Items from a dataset

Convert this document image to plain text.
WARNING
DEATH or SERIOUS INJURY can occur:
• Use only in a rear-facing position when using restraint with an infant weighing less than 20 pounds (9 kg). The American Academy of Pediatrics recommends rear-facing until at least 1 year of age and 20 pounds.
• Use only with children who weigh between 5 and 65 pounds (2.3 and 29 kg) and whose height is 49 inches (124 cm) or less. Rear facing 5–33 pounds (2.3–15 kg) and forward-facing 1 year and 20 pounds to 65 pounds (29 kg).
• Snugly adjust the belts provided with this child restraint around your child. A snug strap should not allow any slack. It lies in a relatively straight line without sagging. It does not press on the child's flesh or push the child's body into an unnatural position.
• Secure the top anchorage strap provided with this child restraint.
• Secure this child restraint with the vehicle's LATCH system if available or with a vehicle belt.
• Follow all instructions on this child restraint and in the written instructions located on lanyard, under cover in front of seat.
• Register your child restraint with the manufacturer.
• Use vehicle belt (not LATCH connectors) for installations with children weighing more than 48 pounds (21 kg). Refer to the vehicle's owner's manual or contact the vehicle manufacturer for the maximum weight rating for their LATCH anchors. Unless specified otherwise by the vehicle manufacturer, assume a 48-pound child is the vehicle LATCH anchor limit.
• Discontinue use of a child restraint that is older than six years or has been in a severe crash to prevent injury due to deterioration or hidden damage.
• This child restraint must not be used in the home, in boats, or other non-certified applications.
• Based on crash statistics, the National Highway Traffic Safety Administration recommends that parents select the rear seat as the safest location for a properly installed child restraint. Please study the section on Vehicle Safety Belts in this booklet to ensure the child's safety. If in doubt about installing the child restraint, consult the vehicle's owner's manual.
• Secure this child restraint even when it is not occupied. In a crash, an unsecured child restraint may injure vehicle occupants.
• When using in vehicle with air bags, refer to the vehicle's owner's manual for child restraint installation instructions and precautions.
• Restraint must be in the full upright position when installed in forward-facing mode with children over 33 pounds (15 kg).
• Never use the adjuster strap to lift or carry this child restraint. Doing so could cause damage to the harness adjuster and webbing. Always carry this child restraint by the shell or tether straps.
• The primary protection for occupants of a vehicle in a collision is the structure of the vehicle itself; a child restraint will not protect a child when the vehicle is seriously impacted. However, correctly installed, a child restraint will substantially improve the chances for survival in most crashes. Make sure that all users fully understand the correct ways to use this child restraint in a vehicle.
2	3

Your goal = Find the word "Secure" in the material, then list each line that holds it.

Solution for this exercise =
• Secure the top anchorage strap provided with this child restraint.
• Secure this child restraint with the vehicle's LATCH system if available or with a vehicle belt.
• Secure this child restraint even when it is not occupied. In a crash, an unsecured child restraint may injure vehicle occupants.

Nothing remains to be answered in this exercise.